**Required work:**
Reproduce the items below word for word, from their first line through the line containing "figure-2-caption: 图2 xyxy=(522,180,544,195)", including that line.

>> Start

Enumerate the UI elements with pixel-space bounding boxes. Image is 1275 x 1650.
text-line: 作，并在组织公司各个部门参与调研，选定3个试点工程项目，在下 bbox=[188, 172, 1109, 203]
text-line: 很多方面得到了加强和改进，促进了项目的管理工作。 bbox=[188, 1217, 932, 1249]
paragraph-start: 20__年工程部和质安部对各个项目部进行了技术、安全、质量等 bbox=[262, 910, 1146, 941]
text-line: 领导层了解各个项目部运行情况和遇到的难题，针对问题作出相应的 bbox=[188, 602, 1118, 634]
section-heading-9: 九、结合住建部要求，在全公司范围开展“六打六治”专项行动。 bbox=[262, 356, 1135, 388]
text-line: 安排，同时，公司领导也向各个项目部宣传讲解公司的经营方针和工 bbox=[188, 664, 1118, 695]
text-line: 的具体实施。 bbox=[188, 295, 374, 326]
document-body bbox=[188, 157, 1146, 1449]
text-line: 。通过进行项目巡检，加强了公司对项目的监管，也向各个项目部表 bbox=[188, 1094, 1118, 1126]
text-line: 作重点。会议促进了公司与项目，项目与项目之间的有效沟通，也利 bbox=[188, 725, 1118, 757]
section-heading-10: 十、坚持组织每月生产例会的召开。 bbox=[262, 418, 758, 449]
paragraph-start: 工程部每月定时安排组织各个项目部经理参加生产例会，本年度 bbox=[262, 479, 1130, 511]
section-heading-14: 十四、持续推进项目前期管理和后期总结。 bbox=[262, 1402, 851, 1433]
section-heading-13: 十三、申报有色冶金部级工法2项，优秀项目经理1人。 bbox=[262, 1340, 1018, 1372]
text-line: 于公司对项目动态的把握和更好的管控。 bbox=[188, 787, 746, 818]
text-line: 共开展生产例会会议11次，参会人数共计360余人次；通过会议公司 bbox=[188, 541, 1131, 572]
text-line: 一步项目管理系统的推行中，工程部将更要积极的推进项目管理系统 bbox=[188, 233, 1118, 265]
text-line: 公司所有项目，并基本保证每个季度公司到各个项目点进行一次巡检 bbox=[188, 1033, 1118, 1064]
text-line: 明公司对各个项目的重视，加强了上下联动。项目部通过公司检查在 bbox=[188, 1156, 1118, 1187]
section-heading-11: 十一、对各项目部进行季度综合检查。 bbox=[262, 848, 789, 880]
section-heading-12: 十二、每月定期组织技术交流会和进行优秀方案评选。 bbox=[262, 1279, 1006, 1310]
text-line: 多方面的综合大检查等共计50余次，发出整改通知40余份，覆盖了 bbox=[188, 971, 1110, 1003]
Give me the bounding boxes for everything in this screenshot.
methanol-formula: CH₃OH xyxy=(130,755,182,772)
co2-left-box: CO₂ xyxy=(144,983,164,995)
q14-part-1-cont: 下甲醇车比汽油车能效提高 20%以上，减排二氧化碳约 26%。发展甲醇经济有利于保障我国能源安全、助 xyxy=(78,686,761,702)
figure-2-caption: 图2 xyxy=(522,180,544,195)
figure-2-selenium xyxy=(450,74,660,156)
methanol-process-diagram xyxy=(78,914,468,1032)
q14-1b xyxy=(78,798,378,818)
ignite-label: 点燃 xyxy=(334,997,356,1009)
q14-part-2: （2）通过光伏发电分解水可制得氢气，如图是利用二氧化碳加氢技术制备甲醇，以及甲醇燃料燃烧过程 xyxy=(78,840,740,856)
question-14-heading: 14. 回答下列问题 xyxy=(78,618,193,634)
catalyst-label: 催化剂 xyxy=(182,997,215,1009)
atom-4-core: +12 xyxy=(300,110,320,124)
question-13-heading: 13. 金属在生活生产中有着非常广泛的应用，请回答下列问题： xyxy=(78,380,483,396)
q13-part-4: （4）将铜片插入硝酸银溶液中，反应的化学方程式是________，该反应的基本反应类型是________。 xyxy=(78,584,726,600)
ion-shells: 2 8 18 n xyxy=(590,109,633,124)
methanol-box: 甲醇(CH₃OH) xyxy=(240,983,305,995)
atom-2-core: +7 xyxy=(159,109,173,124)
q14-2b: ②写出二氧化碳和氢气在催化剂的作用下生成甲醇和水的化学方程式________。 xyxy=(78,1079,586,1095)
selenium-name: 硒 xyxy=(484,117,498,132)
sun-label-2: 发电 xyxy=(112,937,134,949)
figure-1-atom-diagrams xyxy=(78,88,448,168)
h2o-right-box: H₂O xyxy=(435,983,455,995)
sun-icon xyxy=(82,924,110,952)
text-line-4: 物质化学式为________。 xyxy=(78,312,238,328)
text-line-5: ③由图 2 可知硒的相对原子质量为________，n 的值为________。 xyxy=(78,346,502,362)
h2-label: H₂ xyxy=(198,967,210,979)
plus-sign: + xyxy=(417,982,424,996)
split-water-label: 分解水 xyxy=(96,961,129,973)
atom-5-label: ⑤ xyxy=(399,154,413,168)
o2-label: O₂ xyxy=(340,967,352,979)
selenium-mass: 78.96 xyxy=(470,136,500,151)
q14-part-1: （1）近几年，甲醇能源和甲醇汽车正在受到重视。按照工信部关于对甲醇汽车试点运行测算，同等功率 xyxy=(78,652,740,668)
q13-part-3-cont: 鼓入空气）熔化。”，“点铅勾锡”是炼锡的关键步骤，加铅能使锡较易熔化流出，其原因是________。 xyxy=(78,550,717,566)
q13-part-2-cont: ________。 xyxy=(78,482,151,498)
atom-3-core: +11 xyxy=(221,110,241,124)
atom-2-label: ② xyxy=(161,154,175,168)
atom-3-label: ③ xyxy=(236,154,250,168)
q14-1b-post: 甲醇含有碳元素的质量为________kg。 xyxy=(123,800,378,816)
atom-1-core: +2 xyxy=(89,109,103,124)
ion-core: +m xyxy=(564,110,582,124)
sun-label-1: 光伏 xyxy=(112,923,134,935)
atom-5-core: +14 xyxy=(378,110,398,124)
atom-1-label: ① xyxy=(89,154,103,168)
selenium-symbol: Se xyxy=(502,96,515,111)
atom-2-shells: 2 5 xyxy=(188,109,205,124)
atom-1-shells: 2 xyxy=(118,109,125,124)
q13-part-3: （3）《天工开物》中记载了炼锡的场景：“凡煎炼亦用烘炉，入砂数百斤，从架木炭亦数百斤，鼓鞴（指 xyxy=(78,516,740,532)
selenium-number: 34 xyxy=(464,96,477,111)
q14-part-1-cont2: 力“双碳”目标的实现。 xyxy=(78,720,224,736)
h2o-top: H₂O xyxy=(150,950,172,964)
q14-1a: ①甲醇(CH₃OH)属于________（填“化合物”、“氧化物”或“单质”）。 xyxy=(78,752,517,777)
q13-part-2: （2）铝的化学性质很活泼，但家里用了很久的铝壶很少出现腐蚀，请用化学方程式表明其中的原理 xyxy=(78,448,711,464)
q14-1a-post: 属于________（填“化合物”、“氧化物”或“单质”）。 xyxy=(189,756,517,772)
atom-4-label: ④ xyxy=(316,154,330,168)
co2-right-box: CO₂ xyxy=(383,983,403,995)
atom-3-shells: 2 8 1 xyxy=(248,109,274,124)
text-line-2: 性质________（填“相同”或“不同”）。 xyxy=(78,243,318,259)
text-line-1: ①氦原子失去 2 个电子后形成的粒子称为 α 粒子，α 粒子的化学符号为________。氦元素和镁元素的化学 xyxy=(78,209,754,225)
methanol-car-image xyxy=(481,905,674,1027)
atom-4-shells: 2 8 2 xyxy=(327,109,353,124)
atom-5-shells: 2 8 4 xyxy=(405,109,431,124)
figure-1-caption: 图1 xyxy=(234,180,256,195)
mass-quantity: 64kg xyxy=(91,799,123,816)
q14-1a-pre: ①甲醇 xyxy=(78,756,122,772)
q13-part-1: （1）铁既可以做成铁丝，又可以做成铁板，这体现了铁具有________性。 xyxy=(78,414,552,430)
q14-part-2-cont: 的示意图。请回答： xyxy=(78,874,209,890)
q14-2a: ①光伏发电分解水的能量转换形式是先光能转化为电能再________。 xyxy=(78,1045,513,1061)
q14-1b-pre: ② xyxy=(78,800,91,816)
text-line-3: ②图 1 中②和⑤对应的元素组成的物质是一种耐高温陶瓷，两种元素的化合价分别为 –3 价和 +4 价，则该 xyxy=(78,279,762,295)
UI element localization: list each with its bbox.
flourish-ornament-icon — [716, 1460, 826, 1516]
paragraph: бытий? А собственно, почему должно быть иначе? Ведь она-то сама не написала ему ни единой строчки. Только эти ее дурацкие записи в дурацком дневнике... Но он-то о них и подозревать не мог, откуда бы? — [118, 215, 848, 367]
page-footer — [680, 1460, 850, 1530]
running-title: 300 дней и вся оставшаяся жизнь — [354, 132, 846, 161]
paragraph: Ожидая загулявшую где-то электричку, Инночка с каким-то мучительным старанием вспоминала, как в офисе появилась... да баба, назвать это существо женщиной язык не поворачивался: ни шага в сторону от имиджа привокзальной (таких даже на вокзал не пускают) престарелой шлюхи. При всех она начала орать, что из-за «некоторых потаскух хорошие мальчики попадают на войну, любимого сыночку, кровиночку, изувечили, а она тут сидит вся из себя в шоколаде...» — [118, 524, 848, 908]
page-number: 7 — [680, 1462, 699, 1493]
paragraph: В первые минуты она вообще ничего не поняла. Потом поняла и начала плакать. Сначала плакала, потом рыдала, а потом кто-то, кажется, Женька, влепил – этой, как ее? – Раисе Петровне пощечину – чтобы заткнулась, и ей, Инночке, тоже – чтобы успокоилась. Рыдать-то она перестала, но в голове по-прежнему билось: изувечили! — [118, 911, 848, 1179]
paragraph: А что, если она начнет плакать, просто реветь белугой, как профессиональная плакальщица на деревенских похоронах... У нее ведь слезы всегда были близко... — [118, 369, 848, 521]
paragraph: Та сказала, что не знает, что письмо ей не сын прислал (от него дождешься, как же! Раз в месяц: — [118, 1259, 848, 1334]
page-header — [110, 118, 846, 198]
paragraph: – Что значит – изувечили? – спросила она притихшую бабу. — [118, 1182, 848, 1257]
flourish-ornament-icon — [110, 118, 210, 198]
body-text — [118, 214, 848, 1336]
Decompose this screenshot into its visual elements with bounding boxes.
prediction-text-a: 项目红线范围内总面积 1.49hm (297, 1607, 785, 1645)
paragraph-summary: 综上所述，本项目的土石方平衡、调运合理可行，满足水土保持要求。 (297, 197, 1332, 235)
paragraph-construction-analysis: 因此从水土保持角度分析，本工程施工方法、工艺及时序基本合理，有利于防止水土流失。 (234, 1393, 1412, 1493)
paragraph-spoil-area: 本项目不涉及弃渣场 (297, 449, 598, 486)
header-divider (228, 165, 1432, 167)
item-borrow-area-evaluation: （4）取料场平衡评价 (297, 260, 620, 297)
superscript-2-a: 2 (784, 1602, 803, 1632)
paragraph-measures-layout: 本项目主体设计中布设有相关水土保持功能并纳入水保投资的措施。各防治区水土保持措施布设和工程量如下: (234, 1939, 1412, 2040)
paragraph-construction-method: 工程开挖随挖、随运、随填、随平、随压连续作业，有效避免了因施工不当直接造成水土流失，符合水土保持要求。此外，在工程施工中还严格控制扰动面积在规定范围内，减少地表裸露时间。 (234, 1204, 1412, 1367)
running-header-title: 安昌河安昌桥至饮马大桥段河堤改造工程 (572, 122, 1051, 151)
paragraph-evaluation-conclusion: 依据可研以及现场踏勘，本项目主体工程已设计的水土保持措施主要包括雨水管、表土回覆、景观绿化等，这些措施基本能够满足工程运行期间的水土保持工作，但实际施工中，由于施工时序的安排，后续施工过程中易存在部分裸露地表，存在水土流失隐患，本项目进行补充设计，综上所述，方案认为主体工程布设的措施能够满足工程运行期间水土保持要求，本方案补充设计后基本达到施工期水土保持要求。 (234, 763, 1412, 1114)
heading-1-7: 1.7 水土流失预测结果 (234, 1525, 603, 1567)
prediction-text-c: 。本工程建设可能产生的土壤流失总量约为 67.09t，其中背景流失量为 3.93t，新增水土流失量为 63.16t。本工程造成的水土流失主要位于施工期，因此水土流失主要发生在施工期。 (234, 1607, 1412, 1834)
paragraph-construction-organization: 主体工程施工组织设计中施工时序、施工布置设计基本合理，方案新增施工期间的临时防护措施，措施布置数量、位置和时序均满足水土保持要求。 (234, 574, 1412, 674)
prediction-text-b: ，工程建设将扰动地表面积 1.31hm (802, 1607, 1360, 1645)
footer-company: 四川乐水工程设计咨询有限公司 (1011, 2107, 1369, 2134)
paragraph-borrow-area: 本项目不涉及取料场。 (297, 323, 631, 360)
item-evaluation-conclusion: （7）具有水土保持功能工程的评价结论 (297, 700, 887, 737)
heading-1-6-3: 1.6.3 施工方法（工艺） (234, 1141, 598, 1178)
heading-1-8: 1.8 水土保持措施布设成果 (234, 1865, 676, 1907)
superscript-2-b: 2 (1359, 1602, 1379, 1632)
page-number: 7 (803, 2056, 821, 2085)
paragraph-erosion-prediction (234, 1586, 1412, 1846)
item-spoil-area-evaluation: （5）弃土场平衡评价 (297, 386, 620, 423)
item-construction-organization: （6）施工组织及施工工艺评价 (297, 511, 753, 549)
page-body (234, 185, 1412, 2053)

>> End

**Correct result:**
Enumerate the UI elements with pixel-space bounding boxes. Image is 1275 x 1650.
text-line: 作，并在组织公司各个部门参与调研，选定3个试点工程项目，在下 bbox=[188, 172, 1109, 203]
text-line: 很多方面得到了加强和改进，促进了项目的管理工作。 bbox=[188, 1217, 932, 1249]
paragraph-start: 20__年工程部和质安部对各个项目部进行了技术、安全、质量等 bbox=[262, 910, 1146, 941]
text-line: 领导层了解各个项目部运行情况和遇到的难题，针对问题作出相应的 bbox=[188, 602, 1118, 634]
section-heading-9: 九、结合住建部要求，在全公司范围开展“六打六治”专项行动。 bbox=[262, 356, 1135, 388]
text-line: 安排，同时，公司领导也向各个项目部宣传讲解公司的经营方针和工 bbox=[188, 664, 1118, 695]
text-line: 的具体实施。 bbox=[188, 295, 374, 326]
document-body bbox=[188, 157, 1146, 1449]
text-line: 。通过进行项目巡检，加强了公司对项目的监管，也向各个项目部表 bbox=[188, 1094, 1118, 1126]
text-line: 作重点。会议促进了公司与项目，项目与项目之间的有效沟通，也利 bbox=[188, 725, 1118, 757]
section-heading-10: 十、坚持组织每月生产例会的召开。 bbox=[262, 418, 758, 449]
paragraph-start: 工程部每月定时安排组织各个项目部经理参加生产例会，本年度 bbox=[262, 479, 1130, 511]
section-heading-14: 十四、持续推进项目前期管理和后期总结。 bbox=[262, 1402, 851, 1433]
section-heading-13: 十三、申报有色冶金部级工法2项，优秀项目经理1人。 bbox=[262, 1340, 1018, 1372]
text-line: 于公司对项目动态的把握和更好的管控。 bbox=[188, 787, 746, 818]
text-line: 共开展生产例会会议11次，参会人数共计360余人次；通过会议公司 bbox=[188, 541, 1131, 572]
text-line: 一步项目管理系统的推行中，工程部将更要积极的推进项目管理系统 bbox=[188, 233, 1118, 265]
text-line: 公司所有项目，并基本保证每个季度公司到各个项目点进行一次巡检 bbox=[188, 1033, 1118, 1064]
text-line: 明公司对各个项目的重视，加强了上下联动。项目部通过公司检查在 bbox=[188, 1156, 1118, 1187]
section-heading-11: 十一、对各项目部进行季度综合检查。 bbox=[262, 848, 789, 880]
section-heading-12: 十二、每月定期组织技术交流会和进行优秀方案评选。 bbox=[262, 1279, 1006, 1310]
text-line: 多方面的综合大检查等共计50余次，发出整改通知40余份，覆盖了 bbox=[188, 971, 1110, 1003]
Give me the bounding boxes for everything in this screenshot.
methanol-formula: CH₃OH xyxy=(130,755,182,772)
co2-left-box: CO₂ xyxy=(144,983,164,995)
q14-part-1-cont: 下甲醇车比汽油车能效提高 20%以上，减排二氧化碳约 26%。发展甲醇经济有利于保障我国能源安全、助 xyxy=(78,686,761,702)
figure-2-caption: 图2 xyxy=(522,180,544,195)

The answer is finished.